- Given instruction -
Copy out each line in the material below that has the word "Pickup".

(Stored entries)
______

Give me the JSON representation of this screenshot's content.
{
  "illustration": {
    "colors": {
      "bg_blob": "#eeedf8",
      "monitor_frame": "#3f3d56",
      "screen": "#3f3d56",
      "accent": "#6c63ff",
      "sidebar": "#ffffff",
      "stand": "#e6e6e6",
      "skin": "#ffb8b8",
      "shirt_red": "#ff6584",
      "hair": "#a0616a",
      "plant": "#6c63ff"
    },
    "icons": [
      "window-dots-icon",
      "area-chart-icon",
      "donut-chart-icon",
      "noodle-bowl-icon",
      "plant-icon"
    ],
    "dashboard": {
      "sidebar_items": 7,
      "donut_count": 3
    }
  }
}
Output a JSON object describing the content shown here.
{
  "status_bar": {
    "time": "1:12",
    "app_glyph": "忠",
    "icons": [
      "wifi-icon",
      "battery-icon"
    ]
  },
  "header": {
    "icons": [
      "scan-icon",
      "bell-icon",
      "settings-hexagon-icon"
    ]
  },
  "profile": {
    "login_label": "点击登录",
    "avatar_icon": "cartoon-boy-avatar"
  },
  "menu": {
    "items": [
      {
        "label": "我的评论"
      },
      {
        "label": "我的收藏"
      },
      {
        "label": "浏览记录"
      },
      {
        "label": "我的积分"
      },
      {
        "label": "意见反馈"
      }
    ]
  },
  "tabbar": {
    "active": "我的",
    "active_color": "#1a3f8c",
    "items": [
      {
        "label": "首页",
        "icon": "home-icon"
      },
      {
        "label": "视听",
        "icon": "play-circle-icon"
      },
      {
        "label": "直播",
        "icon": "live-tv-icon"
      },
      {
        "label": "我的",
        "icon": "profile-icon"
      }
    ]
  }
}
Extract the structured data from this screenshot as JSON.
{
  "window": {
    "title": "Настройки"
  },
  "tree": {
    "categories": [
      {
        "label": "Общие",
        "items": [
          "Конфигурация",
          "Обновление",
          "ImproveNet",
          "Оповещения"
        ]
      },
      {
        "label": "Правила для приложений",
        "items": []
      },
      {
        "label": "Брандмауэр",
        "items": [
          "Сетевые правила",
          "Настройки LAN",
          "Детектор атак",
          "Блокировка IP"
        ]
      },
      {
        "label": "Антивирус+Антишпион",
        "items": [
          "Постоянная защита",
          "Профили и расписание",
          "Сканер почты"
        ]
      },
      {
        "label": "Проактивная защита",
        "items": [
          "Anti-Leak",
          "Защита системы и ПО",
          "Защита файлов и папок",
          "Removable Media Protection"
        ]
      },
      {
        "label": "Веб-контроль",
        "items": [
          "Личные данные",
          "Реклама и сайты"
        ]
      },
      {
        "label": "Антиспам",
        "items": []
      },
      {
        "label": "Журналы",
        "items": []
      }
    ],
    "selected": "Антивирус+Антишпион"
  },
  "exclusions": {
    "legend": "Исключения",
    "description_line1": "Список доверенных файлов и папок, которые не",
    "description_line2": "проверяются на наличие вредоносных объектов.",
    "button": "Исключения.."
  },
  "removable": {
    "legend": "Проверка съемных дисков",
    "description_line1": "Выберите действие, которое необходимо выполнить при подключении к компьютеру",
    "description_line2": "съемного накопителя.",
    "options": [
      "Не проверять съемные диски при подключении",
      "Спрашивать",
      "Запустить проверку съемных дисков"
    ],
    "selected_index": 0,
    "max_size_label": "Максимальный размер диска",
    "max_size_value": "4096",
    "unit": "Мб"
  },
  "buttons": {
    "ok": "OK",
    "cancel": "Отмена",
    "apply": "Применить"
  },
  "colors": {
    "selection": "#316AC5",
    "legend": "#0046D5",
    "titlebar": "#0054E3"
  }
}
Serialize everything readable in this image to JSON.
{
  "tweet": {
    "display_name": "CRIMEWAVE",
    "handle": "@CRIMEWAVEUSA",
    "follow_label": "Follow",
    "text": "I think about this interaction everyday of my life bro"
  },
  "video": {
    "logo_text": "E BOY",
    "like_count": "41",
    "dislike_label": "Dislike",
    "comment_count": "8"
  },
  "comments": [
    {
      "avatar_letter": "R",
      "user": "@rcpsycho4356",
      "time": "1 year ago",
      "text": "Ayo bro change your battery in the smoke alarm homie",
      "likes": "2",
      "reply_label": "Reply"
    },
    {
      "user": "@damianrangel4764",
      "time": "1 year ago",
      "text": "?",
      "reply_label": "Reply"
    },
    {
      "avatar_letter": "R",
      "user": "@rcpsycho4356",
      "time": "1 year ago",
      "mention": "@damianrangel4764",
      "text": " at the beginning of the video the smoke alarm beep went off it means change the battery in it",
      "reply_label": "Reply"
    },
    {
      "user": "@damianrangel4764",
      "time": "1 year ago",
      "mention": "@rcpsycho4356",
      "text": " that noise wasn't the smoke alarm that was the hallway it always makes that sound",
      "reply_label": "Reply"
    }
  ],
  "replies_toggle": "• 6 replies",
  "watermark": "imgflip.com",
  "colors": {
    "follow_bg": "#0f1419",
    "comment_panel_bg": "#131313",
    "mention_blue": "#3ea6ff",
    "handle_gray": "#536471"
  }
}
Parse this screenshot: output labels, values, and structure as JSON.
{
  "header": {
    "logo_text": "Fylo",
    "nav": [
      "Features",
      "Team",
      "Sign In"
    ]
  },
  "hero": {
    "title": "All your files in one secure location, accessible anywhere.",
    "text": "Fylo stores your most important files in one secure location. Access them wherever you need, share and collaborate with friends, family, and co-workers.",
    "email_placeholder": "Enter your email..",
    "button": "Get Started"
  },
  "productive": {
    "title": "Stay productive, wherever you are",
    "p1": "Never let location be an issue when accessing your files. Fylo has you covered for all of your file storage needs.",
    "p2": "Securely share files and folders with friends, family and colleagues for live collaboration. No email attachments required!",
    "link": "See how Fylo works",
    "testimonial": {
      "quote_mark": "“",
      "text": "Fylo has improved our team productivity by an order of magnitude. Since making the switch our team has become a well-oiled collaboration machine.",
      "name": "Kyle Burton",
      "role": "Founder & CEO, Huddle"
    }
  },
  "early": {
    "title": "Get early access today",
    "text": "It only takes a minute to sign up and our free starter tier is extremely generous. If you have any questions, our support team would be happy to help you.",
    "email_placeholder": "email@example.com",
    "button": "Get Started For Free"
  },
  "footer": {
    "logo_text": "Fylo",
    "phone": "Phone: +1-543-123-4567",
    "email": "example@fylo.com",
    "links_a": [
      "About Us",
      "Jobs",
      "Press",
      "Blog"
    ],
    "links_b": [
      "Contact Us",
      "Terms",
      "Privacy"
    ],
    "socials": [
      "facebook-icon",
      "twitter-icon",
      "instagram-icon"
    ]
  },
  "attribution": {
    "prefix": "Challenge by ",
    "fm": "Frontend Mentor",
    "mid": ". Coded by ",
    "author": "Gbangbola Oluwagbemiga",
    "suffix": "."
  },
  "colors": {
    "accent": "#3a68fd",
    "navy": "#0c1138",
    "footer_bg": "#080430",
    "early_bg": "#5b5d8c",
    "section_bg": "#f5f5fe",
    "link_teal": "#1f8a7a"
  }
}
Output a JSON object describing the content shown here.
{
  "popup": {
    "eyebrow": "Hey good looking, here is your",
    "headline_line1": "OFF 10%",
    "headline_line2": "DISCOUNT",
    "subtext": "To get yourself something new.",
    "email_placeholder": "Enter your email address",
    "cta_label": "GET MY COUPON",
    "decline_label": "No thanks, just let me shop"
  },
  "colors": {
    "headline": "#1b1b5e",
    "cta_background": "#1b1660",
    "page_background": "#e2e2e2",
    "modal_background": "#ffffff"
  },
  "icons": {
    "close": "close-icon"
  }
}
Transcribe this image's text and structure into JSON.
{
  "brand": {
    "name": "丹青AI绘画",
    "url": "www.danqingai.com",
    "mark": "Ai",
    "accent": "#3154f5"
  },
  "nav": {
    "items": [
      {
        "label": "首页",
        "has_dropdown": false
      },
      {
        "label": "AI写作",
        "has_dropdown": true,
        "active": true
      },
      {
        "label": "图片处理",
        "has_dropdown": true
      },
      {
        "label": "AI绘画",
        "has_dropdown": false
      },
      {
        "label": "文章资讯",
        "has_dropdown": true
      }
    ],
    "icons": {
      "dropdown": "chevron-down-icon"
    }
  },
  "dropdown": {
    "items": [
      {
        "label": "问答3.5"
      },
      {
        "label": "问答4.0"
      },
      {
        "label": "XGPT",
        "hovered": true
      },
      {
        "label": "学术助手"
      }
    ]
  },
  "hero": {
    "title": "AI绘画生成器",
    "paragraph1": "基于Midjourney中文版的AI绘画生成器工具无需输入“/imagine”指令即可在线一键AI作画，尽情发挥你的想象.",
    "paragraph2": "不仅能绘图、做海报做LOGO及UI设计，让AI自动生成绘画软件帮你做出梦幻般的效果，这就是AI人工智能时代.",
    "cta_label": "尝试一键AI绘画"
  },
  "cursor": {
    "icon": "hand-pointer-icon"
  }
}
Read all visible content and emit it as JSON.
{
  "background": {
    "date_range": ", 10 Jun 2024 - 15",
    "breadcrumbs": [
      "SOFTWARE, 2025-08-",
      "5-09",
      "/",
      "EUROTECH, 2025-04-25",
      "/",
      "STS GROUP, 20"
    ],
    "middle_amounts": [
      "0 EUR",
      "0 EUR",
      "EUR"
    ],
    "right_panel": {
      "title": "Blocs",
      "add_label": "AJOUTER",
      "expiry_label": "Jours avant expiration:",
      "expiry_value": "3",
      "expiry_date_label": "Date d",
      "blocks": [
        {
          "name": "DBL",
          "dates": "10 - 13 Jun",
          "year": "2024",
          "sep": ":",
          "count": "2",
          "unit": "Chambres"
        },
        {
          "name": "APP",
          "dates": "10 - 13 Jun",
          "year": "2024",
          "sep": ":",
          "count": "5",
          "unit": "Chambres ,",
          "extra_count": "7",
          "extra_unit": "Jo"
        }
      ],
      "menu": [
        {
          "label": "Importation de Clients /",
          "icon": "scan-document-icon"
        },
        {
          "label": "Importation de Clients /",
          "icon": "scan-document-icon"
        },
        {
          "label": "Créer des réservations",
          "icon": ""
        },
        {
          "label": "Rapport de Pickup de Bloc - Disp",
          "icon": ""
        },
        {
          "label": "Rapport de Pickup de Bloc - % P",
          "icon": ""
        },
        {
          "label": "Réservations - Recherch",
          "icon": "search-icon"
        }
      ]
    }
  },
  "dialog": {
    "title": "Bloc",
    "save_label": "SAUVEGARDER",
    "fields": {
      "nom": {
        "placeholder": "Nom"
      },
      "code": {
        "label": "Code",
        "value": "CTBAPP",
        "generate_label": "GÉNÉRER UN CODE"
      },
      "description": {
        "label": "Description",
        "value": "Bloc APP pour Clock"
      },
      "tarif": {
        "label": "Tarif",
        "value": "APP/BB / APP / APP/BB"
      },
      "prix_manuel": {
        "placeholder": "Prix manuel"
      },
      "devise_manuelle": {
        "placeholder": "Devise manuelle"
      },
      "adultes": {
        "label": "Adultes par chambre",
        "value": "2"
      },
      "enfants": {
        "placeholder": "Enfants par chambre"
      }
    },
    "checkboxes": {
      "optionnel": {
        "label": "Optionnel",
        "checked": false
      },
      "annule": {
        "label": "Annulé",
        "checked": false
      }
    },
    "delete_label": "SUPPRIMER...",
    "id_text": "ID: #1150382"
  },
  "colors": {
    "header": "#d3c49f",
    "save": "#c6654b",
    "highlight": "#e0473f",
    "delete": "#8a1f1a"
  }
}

______

- Task output -
          "label": "Rapport de Pickup de Bloc - Disp",
          "label": "Rapport de Pickup de Bloc - % P",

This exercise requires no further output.